Task statement = Repeat the entire listing exactly.
================
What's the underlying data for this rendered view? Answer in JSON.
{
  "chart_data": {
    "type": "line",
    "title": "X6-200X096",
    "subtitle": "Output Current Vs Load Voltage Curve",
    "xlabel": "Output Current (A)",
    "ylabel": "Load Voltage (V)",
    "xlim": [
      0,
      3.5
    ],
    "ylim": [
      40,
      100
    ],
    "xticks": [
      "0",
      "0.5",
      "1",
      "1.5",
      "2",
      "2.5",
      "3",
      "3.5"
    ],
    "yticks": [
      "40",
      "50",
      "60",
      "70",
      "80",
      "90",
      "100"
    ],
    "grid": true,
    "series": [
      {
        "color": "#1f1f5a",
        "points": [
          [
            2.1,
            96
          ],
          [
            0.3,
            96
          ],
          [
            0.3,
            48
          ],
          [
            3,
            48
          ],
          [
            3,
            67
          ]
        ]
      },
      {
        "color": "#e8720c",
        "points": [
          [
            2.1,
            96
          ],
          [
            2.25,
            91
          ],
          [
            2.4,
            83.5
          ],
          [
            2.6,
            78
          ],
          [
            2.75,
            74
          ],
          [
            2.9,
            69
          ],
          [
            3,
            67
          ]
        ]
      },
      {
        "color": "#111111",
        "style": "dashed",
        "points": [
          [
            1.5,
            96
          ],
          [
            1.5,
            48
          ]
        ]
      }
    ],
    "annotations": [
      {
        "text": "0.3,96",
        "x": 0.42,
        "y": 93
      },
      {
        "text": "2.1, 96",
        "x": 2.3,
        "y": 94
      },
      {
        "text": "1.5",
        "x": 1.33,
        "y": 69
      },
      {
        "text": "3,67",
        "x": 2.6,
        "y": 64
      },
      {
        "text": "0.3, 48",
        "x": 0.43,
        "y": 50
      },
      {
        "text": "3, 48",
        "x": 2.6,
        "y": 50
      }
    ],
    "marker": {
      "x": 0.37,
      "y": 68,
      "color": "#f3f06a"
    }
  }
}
================
Expected output =
What's the underlying data for this rendered view? Answer in JSON.
{
  "chart_data": {
    "type": "line",
    "title": "X6-200X096",
    "subtitle": "Output Current Vs Load Voltage Curve",
    "xlabel": "Output Current (A)",
    "ylabel": "Load Voltage (V)",
    "xlim": [
      0,
      3.5
    ],
    "ylim": [
      40,
      100
    ],
    "xticks": [
      "0",
      "0.5",
      "1",
      "1.5",
      "2",
      "2.5",
      "3",
      "3.5"
    ],
    "yticks": [
      "40",
      "50",
      "60",
      "70",
      "80",
      "90",
      "100"
    ],
    "grid": true,
    "series": [
      {
        "color": "#1f1f5a",
        "points": [
          [
            2.1,
            96
          ],
          [
            0.3,
            96
          ],
          [
            0.3,
            48
          ],
          [
            3,
            48
          ],
          [
            3,
            67
          ]
        ]
      },
      {
        "color": "#e8720c",
        "points": [
          [
            2.1,
            96
          ],
          [
            2.25,
            91
          ],
          [
            2.4,
            83.5
          ],
          [
            2.6,
            78
          ],
          [
            2.75,
            74
          ],
          [
            2.9,
            69
          ],
          [
            3,
            67
          ]
        ]
      },
      {
        "color": "#111111",
        "style": "dashed",
        "points": [
          [
            1.5,
            96
          ],
          [
            1.5,
            48
          ]
        ]
      }
    ],
    "annotations": [
      {
        "text": "0.3,96",
        "x": 0.42,
        "y": 93
      },
      {
        "text": "2.1, 96",
        "x": 2.3,
        "y": 94
      },
      {
        "text": "1.5",
        "x": 1.33,
        "y": 69
      },
      {
        "text": "3,67",
        "x": 2.6,
        "y": 64
      },
      {
        "text": "0.3, 48",
        "x": 0.43,
        "y": 50
      },
      {
        "text": "3, 48",
        "x": 2.6,
        "y": 50
      }
    ],
    "marker": {
      "x": 0.37,
      "y": 68,
      "color": "#f3f06a"
    }
  }
}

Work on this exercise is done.